> **Task to complete**
In the material below, list every line carrying the string "листопада".

________________

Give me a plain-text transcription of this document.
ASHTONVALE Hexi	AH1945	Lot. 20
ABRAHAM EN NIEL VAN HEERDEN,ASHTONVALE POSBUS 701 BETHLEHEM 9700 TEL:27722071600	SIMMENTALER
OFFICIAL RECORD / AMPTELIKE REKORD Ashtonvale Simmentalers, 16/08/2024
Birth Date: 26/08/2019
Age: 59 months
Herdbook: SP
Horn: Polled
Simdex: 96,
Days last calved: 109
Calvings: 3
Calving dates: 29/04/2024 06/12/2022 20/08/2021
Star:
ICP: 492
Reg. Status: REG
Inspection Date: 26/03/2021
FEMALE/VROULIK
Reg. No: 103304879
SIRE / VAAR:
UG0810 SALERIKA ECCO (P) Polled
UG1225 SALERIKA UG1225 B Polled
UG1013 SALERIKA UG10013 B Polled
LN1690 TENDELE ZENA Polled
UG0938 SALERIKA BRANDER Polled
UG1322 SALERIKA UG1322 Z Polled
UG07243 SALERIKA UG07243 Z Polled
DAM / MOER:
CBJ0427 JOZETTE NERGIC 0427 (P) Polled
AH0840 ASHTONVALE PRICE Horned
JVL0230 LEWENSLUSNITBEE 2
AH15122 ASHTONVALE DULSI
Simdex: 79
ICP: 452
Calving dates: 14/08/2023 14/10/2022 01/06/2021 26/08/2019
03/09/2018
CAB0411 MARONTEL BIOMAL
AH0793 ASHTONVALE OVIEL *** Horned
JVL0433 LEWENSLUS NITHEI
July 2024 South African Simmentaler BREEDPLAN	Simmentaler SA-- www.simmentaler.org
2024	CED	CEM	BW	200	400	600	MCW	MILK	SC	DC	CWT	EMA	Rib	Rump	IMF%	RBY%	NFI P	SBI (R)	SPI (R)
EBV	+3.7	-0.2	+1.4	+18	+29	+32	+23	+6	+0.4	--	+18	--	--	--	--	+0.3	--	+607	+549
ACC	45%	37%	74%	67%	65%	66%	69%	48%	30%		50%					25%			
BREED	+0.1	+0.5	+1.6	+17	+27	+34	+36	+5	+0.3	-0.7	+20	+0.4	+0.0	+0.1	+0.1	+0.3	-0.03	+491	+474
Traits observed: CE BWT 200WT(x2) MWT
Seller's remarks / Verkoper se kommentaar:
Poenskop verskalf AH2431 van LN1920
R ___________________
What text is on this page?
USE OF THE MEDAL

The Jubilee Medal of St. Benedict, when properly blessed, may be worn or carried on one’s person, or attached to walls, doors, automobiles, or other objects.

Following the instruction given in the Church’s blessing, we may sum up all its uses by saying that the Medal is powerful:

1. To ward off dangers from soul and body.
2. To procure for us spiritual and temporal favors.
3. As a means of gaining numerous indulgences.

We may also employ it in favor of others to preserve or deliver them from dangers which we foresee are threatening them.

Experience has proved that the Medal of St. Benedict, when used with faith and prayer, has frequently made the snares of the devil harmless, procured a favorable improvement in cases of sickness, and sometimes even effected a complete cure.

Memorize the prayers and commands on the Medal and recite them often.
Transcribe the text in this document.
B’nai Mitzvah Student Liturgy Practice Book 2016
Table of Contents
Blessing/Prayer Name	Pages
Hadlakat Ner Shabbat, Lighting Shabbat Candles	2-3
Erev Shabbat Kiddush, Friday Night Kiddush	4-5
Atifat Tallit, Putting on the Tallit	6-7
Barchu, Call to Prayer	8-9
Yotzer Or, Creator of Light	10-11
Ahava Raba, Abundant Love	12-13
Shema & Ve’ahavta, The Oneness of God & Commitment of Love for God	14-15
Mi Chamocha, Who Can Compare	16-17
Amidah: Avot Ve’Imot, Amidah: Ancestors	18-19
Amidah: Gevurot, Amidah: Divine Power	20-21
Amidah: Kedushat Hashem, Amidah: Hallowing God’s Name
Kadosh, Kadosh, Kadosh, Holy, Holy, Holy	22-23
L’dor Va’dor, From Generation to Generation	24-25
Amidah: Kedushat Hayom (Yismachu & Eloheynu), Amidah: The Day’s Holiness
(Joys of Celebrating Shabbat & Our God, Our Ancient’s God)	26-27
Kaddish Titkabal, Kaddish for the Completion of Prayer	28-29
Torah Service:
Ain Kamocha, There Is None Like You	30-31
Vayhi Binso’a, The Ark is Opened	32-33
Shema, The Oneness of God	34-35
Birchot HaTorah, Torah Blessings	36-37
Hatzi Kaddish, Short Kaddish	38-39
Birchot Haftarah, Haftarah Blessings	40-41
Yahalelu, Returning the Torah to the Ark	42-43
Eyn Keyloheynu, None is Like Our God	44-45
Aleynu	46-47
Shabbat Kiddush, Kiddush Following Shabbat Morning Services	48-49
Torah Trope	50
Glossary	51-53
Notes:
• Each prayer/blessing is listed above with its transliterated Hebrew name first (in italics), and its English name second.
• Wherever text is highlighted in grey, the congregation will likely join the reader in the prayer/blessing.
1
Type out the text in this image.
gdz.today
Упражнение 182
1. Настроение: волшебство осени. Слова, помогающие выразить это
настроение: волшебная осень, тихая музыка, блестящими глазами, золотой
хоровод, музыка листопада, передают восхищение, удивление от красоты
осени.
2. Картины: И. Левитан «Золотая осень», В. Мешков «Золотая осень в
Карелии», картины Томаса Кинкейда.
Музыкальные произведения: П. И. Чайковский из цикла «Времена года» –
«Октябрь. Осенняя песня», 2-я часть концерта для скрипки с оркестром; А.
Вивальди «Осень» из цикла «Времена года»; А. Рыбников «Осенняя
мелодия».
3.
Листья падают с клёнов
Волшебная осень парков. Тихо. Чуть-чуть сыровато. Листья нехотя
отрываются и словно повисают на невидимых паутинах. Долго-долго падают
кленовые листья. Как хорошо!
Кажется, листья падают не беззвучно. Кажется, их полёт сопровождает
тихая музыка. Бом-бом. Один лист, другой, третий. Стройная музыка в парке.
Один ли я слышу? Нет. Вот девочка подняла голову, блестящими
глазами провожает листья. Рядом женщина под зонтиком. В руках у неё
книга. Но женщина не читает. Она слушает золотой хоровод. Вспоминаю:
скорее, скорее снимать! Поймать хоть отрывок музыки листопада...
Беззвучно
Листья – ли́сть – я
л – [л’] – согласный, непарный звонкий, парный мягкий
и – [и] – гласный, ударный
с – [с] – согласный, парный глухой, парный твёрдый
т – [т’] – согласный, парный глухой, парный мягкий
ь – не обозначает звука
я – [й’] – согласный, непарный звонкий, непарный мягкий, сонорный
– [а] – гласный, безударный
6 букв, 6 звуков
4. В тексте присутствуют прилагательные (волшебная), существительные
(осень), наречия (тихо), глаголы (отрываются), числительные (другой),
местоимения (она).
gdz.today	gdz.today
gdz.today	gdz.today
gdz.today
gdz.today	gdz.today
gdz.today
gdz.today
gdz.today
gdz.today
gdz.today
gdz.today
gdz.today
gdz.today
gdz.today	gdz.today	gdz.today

________________

> **Reply**
хоровод, музыка листопада, передают восхищение, удивление от красоты
скорее, скорее снимать! Поймать хоть отрывок музыки листопада...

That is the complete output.